Omit the pictures, please, and give each record below again exactly.

§ TASK INPUTS:
-----
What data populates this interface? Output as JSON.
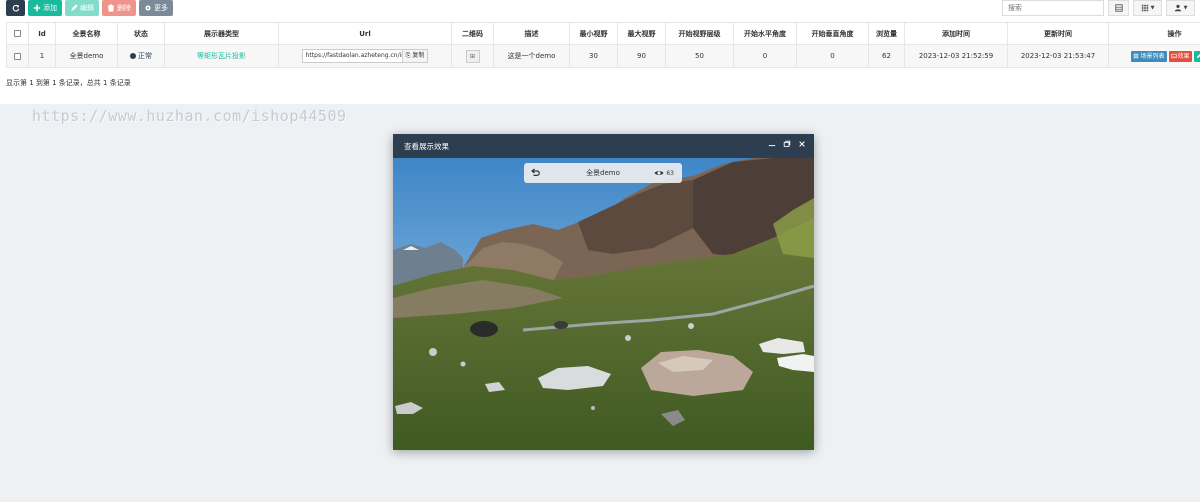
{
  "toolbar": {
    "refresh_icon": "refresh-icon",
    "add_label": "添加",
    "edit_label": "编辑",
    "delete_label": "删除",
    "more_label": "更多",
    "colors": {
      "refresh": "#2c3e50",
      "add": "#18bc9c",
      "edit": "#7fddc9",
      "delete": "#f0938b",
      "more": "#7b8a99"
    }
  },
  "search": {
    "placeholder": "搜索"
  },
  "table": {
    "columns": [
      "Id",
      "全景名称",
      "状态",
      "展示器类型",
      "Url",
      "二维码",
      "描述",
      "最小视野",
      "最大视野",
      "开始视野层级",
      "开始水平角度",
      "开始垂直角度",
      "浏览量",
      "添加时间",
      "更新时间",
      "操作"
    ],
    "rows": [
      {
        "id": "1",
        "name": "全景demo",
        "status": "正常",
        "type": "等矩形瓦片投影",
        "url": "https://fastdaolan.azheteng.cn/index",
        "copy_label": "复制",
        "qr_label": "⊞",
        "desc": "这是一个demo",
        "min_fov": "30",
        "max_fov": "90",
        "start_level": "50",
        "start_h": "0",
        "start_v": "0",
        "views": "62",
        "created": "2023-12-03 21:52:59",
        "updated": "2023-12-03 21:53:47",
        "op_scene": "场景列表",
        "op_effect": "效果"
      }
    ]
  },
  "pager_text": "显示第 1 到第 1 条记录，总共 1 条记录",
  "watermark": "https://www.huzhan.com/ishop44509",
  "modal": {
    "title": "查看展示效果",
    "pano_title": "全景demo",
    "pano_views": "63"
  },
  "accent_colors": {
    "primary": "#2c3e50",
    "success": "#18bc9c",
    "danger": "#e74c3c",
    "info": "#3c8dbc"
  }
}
-----
§ RESULT OF THE EXERCISE:
What data populates this interface? Output as JSON.
{
  "toolbar": {
    "refresh_icon": "refresh-icon",
    "add_label": "添加",
    "edit_label": "编辑",
    "delete_label": "删除",
    "more_label": "更多",
    "colors": {
      "refresh": "#2c3e50",
      "add": "#18bc9c",
      "edit": "#7fddc9",
      "delete": "#f0938b",
      "more": "#7b8a99"
    }
  },
  "search": {
    "placeholder": "搜索"
  },
  "table": {
    "columns": [
      "Id",
      "全景名称",
      "状态",
      "展示器类型",
      "Url",
      "二维码",
      "描述",
      "最小视野",
      "最大视野",
      "开始视野层级",
      "开始水平角度",
      "开始垂直角度",
      "浏览量",
      "添加时间",
      "更新时间",
      "操作"
    ],
    "rows": [
      {
        "id": "1",
        "name": "全景demo",
        "status": "正常",
        "type": "等矩形瓦片投影",
        "url": "https://fastdaolan.azheteng.cn/index",
        "copy_label": "复制",
        "qr_label": "⊞",
        "desc": "这是一个demo",
        "min_fov": "30",
        "max_fov": "90",
        "start_level": "50",
        "start_h": "0",
        "start_v": "0",
        "views": "62",
        "created": "2023-12-03 21:52:59",
        "updated": "2023-12-03 21:53:47",
        "op_scene": "场景列表",
        "op_effect": "效果"
      }
    ]
  },
  "pager_text": "显示第 1 到第 1 条记录，总共 1 条记录",
  "watermark": "https://www.huzhan.com/ishop44509",
  "modal": {
    "title": "查看展示效果",
    "pano_title": "全景demo",
    "pano_views": "63"
  },
  "accent_colors": {
    "primary": "#2c3e50",
    "success": "#18bc9c",
    "danger": "#e74c3c",
    "info": "#3c8dbc"
  }
}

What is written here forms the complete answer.